INSTRUCTION: In the records, change "home-icon" to "house-icon" and write the lines out again, beginning at the line that has "list every element" and stopping after the one that has "nav-item-interaction[interactable]: 政民互动: [640, 145, 800, 185]". Keep everything else the same, and leave the pictures out.

RECORDS:

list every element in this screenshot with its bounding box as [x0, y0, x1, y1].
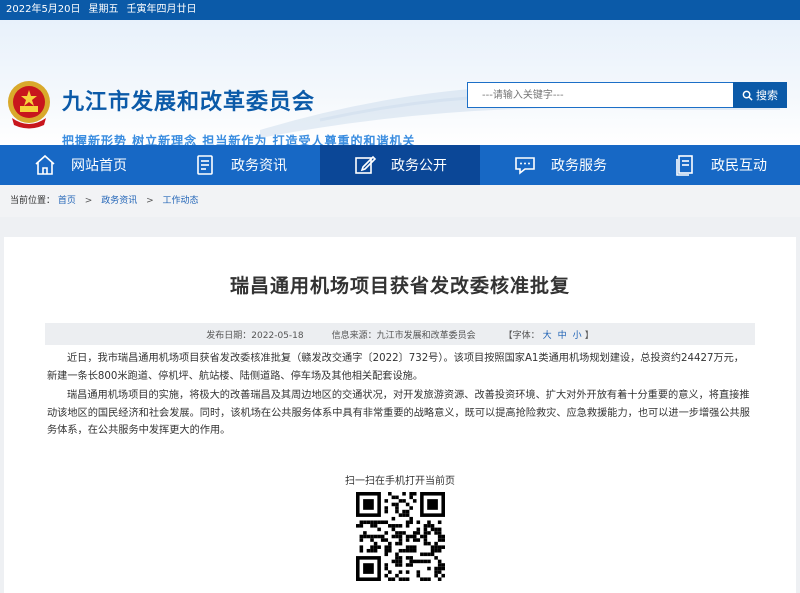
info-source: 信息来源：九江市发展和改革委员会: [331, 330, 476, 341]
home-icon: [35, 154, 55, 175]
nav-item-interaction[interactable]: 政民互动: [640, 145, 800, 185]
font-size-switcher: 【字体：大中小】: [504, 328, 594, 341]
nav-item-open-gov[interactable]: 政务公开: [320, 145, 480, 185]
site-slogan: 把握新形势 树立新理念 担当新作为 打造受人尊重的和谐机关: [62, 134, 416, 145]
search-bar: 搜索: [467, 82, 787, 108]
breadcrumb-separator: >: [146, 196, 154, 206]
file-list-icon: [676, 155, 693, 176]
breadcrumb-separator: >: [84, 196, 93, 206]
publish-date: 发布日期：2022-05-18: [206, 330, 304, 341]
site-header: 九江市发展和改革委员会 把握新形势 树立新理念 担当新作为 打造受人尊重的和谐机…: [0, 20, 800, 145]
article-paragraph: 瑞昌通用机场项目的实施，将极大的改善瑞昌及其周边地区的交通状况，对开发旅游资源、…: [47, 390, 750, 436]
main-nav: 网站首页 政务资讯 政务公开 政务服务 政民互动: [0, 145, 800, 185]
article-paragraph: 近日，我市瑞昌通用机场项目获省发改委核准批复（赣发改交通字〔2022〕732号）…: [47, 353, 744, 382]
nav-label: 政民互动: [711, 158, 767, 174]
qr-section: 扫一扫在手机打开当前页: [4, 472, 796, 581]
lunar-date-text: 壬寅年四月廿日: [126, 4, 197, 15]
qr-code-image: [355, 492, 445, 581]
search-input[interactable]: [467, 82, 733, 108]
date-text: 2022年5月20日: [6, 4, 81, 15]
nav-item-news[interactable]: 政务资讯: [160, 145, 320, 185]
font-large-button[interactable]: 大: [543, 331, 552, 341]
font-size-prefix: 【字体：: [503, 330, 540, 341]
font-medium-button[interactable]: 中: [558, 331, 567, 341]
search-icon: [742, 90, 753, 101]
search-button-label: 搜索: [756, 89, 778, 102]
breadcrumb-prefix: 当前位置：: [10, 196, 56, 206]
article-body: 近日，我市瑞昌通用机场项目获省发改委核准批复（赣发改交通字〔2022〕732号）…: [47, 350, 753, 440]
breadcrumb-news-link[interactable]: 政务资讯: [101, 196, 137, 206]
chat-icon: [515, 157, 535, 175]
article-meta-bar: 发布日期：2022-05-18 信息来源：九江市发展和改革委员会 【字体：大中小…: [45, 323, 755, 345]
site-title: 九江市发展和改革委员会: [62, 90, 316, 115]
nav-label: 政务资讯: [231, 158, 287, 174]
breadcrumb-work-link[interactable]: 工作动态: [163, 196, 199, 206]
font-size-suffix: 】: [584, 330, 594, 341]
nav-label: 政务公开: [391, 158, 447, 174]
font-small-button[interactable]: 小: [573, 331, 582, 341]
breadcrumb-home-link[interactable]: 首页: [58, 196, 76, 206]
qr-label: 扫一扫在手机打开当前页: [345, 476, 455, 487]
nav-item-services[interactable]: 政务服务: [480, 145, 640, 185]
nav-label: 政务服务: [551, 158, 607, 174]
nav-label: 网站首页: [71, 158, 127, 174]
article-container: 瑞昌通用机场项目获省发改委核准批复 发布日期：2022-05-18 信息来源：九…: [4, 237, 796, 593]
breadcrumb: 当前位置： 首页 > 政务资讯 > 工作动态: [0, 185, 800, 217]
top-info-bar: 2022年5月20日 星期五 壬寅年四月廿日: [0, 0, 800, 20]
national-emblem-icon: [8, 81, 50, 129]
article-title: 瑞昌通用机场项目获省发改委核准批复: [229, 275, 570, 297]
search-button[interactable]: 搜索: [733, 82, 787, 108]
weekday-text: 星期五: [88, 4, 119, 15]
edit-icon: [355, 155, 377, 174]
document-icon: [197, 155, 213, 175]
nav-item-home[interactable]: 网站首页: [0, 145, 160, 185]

==

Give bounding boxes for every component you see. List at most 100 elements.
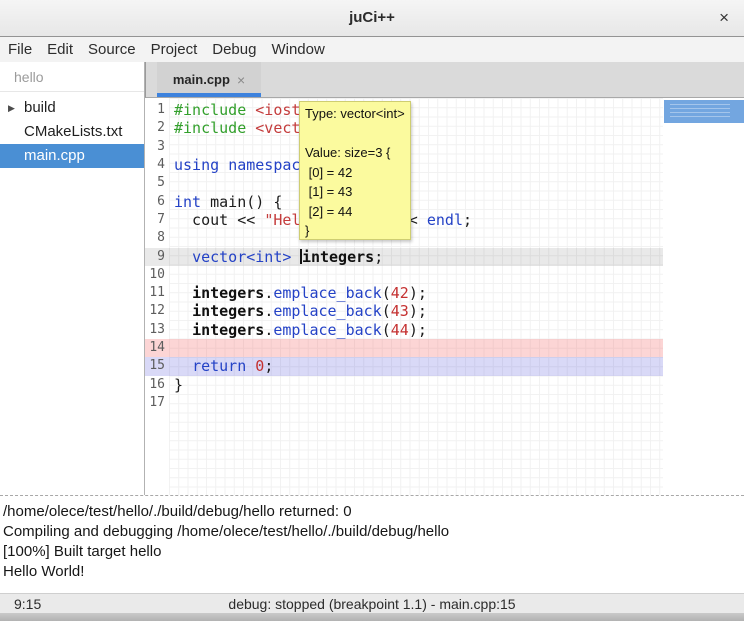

EXERCISE RESPONSE:
list every element in this screenshot with its bounding box as [x0, y0, x1, y1].
info-source: 信息来源：九江市发展和改革委员会: [331, 330, 476, 341]
house-icon: [35, 154, 55, 175]
nav-item-interaction[interactable]: 政民互动: [640, 145, 800, 185]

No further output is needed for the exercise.